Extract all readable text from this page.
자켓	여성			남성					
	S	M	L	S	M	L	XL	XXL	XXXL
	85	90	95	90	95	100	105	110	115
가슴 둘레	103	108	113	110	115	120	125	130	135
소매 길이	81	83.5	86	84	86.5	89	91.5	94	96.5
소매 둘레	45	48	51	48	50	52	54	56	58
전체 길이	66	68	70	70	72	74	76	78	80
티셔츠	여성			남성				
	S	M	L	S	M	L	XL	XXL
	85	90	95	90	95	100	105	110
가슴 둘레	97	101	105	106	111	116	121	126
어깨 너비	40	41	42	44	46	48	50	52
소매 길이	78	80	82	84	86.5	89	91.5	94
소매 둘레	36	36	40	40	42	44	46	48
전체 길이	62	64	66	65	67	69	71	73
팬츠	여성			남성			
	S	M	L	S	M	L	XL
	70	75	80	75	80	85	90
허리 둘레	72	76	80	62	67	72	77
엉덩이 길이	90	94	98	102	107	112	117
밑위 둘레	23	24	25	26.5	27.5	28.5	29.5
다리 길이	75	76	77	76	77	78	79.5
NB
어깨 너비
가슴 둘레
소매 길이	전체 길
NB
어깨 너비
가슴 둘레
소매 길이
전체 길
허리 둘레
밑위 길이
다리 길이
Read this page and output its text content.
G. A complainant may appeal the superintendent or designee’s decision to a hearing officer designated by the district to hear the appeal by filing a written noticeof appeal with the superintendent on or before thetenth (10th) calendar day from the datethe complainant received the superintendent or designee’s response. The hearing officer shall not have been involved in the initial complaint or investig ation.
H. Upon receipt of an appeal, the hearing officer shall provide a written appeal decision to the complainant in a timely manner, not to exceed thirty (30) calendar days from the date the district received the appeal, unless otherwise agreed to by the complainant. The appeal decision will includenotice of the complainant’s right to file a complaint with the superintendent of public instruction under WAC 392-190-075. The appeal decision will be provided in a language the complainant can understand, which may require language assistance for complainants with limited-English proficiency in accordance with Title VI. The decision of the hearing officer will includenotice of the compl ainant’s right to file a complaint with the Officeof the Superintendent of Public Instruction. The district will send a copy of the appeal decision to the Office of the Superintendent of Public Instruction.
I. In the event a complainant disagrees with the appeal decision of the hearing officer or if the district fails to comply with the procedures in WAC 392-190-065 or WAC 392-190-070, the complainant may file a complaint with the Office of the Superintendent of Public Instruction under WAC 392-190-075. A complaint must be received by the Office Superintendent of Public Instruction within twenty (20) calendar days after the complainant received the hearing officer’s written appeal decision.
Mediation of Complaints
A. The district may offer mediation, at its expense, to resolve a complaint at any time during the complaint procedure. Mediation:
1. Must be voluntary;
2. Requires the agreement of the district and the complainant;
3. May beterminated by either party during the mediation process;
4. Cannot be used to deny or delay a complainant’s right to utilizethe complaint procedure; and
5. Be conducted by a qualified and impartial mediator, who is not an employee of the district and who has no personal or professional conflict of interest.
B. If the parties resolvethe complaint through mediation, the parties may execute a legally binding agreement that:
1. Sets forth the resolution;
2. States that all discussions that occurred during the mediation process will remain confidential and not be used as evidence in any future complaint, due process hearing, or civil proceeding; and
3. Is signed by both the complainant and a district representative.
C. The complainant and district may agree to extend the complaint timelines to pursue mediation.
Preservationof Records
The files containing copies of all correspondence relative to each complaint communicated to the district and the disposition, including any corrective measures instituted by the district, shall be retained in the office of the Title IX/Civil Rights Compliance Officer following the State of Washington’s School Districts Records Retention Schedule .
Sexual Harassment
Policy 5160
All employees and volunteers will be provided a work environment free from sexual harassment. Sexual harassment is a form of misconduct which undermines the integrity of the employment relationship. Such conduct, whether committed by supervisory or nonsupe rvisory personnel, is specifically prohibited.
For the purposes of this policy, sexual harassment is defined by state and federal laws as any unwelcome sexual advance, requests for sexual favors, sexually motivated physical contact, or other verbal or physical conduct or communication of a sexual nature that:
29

== Problem ==
Report how many lines in the records above contain the word "text", giving only the number.

== In response ==
2